### Provided text

From: "Ilpo Järvinen" <ilpo.jarvinen@linux.intel.com>
To: "guanghui.fgh" <guanghuifeng@linux.alibaba.com>
Cc: bhelgaas <bhelgaas@google.com>,
linux-pci <linux-pci@vger.kernel.org>,
kanie <kanie@linux.alibaba.com>,
alikernel-developer <alikernel-developer@linux.alibaba.com>
Subject: Re: [PATCH] PCI: Fix PCIe SBR dev/link wait error
Date: Wed, 26 Nov 2025 16:47:56 +0200 (EET) [thread overview]
Message-ID: <2e3a1e6b-40ae-3878-e237-fb9032796af8@linux.intel.com> (raw)
In-Reply-To: <6b654498-f43f-4772-aad8-d84798d25107.guanghuifeng@linux.alibaba.com>
[-- Attachment #1: Type: text/plain, Size: 11084 bytes --]
On Wed, 26 Nov 2025, guanghui.fgh wrote:
> Refer to the previous email discussion replies:
>
> 1. When a multifunction device is connected to a PCIe slot that supports hotplug,
> during the passthrogh device to guest process based on VFIO, some devices
> need to perform a hot reset to initialize the device:
> vfio_pci_dev_set_hot_reset ---> __pci_reset_slot/__pci_reset_bus --->
> pci_bridge_secondary_bus_reset ---> pci_bridge_wait_for_secondary_bus.
>
> After __pci_reset_slot/__pci_reset_bus calls pci_bridge_wait_for_secondary_bus,
> the device will be restored via pci_dev_restore.
...and then they call to pci_slot_restore_locked()/pci_bus_restore_locked()
that do recursively wait + restore config spaces since the commit
3e40aa29d47e ("PCI: Wait for Link before restoring Downstream Buses").

######
### Given data

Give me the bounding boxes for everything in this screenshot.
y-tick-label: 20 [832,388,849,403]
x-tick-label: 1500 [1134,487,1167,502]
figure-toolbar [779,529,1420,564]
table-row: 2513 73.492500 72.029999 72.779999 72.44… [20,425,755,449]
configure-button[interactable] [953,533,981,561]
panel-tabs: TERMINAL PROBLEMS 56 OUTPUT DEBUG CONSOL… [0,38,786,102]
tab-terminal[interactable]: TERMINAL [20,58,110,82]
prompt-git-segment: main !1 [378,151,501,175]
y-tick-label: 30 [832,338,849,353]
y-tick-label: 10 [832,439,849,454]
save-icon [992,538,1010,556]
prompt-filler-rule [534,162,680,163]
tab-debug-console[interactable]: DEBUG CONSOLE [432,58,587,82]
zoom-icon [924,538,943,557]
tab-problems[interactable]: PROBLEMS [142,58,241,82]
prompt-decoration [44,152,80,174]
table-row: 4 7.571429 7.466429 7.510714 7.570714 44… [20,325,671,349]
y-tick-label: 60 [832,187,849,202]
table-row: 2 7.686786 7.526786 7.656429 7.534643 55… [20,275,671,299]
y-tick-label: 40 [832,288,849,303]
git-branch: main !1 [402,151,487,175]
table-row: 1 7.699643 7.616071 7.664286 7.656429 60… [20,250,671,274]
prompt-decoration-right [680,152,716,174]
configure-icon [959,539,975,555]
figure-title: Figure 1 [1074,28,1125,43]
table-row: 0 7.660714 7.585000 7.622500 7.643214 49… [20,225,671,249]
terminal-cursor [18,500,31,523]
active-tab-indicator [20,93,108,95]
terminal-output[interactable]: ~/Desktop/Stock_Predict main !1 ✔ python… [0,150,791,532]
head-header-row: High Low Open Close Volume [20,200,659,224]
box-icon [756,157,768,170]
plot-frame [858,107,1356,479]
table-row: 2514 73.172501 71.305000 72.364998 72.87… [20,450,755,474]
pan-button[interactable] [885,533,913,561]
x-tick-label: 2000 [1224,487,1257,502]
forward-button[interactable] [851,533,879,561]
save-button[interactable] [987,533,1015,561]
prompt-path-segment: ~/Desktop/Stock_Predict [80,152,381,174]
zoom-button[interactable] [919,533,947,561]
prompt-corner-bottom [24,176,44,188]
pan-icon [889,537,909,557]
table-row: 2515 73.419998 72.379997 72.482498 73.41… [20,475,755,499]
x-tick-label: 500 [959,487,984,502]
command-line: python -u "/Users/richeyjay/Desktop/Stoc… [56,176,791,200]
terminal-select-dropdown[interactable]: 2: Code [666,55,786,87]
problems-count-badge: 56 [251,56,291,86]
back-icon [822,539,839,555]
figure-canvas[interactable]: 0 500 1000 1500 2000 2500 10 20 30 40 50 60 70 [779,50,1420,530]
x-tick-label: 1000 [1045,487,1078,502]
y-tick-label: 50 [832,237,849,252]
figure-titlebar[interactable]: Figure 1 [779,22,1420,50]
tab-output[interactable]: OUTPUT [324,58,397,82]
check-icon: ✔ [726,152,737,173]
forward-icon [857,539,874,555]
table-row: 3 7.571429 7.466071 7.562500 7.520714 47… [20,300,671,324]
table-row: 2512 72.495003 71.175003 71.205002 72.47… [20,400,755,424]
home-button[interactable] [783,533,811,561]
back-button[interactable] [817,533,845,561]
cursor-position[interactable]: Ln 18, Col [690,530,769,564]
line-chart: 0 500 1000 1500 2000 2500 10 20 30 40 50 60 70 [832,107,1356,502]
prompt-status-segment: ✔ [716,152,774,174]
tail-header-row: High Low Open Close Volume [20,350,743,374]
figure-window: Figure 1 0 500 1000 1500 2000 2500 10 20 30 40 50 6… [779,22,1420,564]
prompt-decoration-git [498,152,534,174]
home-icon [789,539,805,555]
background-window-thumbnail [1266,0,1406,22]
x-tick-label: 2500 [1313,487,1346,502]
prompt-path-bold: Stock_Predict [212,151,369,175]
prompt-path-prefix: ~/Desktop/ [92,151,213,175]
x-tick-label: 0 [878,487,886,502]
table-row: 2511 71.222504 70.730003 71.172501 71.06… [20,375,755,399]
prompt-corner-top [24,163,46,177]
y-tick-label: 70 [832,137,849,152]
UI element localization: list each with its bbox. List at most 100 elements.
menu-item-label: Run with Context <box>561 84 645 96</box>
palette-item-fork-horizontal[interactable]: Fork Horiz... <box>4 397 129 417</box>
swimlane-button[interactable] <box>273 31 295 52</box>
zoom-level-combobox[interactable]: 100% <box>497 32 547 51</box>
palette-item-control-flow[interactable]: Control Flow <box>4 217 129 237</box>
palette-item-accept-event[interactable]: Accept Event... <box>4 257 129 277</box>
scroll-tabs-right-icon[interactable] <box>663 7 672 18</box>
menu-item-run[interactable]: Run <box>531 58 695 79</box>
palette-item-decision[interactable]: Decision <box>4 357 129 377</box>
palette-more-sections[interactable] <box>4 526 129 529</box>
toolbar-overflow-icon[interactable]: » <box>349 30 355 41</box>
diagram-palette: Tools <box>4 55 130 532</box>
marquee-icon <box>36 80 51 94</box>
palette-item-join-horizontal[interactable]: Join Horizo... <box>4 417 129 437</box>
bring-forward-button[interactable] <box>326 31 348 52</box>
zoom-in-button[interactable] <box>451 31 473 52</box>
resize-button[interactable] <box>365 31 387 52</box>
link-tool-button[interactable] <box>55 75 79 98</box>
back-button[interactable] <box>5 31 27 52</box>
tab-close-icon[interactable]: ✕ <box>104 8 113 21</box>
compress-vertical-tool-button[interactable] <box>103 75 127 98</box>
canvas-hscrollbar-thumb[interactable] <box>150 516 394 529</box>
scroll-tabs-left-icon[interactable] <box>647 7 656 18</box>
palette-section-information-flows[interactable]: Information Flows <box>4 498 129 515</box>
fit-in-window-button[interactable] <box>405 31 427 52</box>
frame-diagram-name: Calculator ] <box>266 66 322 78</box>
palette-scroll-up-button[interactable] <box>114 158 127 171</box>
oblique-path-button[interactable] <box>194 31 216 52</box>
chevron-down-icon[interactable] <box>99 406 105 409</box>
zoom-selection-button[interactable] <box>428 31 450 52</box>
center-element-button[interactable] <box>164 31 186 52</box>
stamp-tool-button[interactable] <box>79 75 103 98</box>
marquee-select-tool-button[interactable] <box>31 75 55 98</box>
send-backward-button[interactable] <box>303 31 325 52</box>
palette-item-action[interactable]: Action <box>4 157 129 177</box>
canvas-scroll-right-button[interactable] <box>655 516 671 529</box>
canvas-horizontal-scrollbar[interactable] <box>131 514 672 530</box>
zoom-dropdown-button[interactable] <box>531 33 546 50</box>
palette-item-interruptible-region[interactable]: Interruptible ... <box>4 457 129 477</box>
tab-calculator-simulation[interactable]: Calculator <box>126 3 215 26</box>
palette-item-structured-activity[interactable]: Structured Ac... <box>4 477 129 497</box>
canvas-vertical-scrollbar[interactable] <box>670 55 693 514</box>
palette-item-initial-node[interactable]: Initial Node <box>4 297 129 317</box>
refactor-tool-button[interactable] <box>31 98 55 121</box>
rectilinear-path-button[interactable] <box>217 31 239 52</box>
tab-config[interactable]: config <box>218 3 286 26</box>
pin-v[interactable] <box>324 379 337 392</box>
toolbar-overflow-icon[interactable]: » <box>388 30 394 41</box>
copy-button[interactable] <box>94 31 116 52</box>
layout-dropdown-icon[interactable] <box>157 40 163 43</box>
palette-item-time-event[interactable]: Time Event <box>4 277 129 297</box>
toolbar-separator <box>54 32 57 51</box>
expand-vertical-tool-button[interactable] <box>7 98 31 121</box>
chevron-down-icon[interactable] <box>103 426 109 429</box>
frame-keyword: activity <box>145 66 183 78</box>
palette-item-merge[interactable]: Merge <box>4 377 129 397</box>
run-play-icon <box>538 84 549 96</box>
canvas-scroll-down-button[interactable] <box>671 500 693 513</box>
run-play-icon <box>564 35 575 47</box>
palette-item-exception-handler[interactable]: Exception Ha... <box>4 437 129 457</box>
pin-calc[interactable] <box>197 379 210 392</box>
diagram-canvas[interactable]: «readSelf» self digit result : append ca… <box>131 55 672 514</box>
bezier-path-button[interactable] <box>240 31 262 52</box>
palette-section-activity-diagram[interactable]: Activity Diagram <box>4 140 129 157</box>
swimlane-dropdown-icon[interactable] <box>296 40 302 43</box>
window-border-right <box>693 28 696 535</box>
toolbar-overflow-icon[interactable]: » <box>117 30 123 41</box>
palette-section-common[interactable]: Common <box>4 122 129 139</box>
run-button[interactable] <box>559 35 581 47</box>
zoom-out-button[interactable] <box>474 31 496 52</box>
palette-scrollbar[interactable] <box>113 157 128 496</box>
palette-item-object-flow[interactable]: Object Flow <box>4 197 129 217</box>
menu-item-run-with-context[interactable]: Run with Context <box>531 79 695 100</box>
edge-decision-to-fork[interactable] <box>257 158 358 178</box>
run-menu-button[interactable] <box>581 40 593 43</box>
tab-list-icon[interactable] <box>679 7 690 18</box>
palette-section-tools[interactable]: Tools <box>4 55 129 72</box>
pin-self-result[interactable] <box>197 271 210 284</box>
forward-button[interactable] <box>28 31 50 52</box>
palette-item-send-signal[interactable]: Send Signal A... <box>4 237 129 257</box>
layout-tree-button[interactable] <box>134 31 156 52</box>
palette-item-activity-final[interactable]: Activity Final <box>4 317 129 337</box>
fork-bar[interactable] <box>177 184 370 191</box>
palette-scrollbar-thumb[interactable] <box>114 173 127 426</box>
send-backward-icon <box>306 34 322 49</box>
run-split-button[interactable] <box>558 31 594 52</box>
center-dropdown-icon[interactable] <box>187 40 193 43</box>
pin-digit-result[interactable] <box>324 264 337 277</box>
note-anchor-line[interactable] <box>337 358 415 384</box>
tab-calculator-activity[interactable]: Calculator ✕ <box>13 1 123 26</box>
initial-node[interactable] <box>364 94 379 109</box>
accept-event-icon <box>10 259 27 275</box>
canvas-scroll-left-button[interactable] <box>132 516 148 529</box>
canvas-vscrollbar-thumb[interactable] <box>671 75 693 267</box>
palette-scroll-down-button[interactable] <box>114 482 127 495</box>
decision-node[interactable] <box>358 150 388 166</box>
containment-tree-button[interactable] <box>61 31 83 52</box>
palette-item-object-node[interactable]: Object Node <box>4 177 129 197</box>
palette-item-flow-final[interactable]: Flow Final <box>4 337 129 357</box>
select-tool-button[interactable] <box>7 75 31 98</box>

######

*Short problem 1*.
Answer these questions about the PCI reset email, one line each:
(a) Who sent the message?
(b) According to the quoted text, which function restores the device after pci_bridge_wait_for_secondary_bus is called?
(c) Which commit is cited as the point since which the restore functions recursively wait and restore config spaces?
*Short problem 2*. Write the next part of the PCI reset email, picking up right after its final sentence.

*Expected output 1*.
(a) Ilpo Järvinen
(b) pci_dev_restore
(c) 3e40aa29d47e ("PCI: Wait for Link before restoring Downstream Buses")

*Expected output 2*.
> However, when a ====== multifunction PCIe device =========
> is connected, executing pci_bridge_wait_for_secondary_bus only guarantees the restoration
> of a random device. For other devices that are still restoring, executing pci_dev_restore cannot
> restore the device state normally, resulting in errors or even device offline.
Addressing this doesn't require recursion AFAICT.
> 2. In the PCIe dpc_handler process, do pcie_do_recovery(pdev, pci_channel_io_frozen, dpc_reset_link)
> to restores the PCIe link.
> But dpc_reset_link waits for the link to recover via pci_bridge_wait_for_secondary_bus before returning.
> Similarly, pcie_do_recovery restores devices via pci_walk_bridge(bridge, report_resume, &status),
>
> ====== which also requires pci_bridge_wait_for_secondary_bus to wait for all devices to recover completely.
> For other devices that are still restoring, executing report_resume cannot restore the device state normally,
> resulting in errors or even device offline.
This might lack wait for subordinate buses and ordering with restore, but
I don't think the right place to add that is
pci_bridge_wait_for_secondary_bus() that is used by others.
> 3. The PCIe specification only constrains the minimum wait time under different resets. In the historical kernel implementation,
> SBR wait also did not need to restore the PCIe device configuration space before waiting for the coordinate.
I'm not saying there isn't anything to fix/change but I'm not convinced by
the approach taken by your patch.
--
i.
> ------------------------------------------------------------------
> On Wed, 26 Nov 2025, guanghui.fgh wrote:
>
> > 1. Does this add recursion without restoring config space on each level
> > before starting the child wait?
> >
> > Yes
> > The current implementation does not require restoring the PCIe device
> > configuration space. The status is determined during the waiting
> > process, either based on software-recorded status or on the device's RO
> > and HWINIT type registers.
>
> What guarantees a link even come up without restoring the config space
> first (it may work in your case but is that true universally)?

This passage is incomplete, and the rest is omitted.